[Data records]
--- Begin ---

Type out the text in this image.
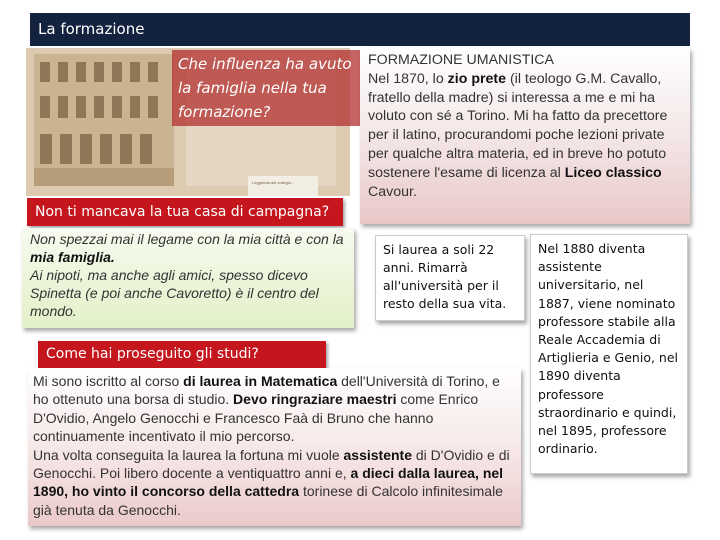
La formazione
Leggenda del collegio...
Che influenza ha avuto la famiglia nella tua formazione?
Non ti mancava la tua casa di campagna?
FORMAZIONE UMANISTICA
Nel 1870, lo zio prete (il teologo G.M. Cavallo, fratello della madre) si interessa a me e mi ha voluto con sé a Torino. Mi ha fatto da precettore per il latino, procurandomi poche lezioni private per qualche altra materia, ed in breve ho potuto sostenere l'esame di licenza al Liceo classico Cavour.
Non spezzai mai il legame con la mia città e con la mia famiglia.
Ai nipoti, ma anche agli amici, spesso dicevo Spinetta (e poi anche Cavoretto) è il centro del mondo.
Si laurea a soli 22 anni. Rimarrà all'università per il resto della sua vita.
Nel 1880 diventa assistente universitario, nel 1887, viene nominato professore stabile alla Reale Accademia di Artiglieria e Genio, nel 1890 diventa professore straordinario e quindi, nel 1895, professore ordinario.
Come hai proseguito gli studi?
Mi sono iscritto al corso di laurea in Matematica dell'Università di Torino, e ho ottenuto una borsa di studio. Devo ringraziare maestri come Enrico D'Ovidio, Angelo Genocchi e Francesco Faà di Bruno che hanno continuamente incentivato il mio percorso.
Una volta conseguita la laurea la fortuna mi vuole assistente di D'Ovidio e di Genocchi. Poi libero docente a ventiquattro anni e, a dieci dalla laurea, nel 1890, ho vinto il concorso della cattedra torinese di Calcolo infinitesimale già tenuta da Genocchi.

--- End ---

- [Exercise instructions]: Output all of the data exactly as it stands, minus any images.

- [Right answer]:
Type out the text in this image.
La formazione
Leggenda del collegio...
Che influenza ha avuto la famiglia nella tua formazione?
Non ti mancava la tua casa di campagna?
FORMAZIONE UMANISTICA
Nel 1870, lo zio prete (il teologo G.M. Cavallo, fratello della madre) si interessa a me e mi ha voluto con sé a Torino. Mi ha fatto da precettore per il latino, procurandomi poche lezioni private per qualche altra materia, ed in breve ho potuto sostenere l'esame di licenza al Liceo classico Cavour.
Non spezzai mai il legame con la mia città e con la mia famiglia.
Ai nipoti, ma anche agli amici, spesso dicevo Spinetta (e poi anche Cavoretto) è il centro del mondo.
Si laurea a soli 22 anni. Rimarrà all'università per il resto della sua vita.
Nel 1880 diventa assistente universitario, nel 1887, viene nominato professore stabile alla Reale Accademia di Artiglieria e Genio, nel 1890 diventa professore straordinario e quindi, nel 1895, professore ordinario.
Come hai proseguito gli studi?
Mi sono iscritto al corso di laurea in Matematica dell'Università di Torino, e ho ottenuto una borsa di studio. Devo ringraziare maestri come Enrico D'Ovidio, Angelo Genocchi e Francesco Faà di Bruno che hanno continuamente incentivato il mio percorso.
Una volta conseguita la laurea la fortuna mi vuole assistente di D'Ovidio e di Genocchi. Poi libero docente a ventiquattro anni e, a dieci dalla laurea, nel 1890, ho vinto il concorso della cattedra torinese di Calcolo infinitesimale già tenuta da Genocchi.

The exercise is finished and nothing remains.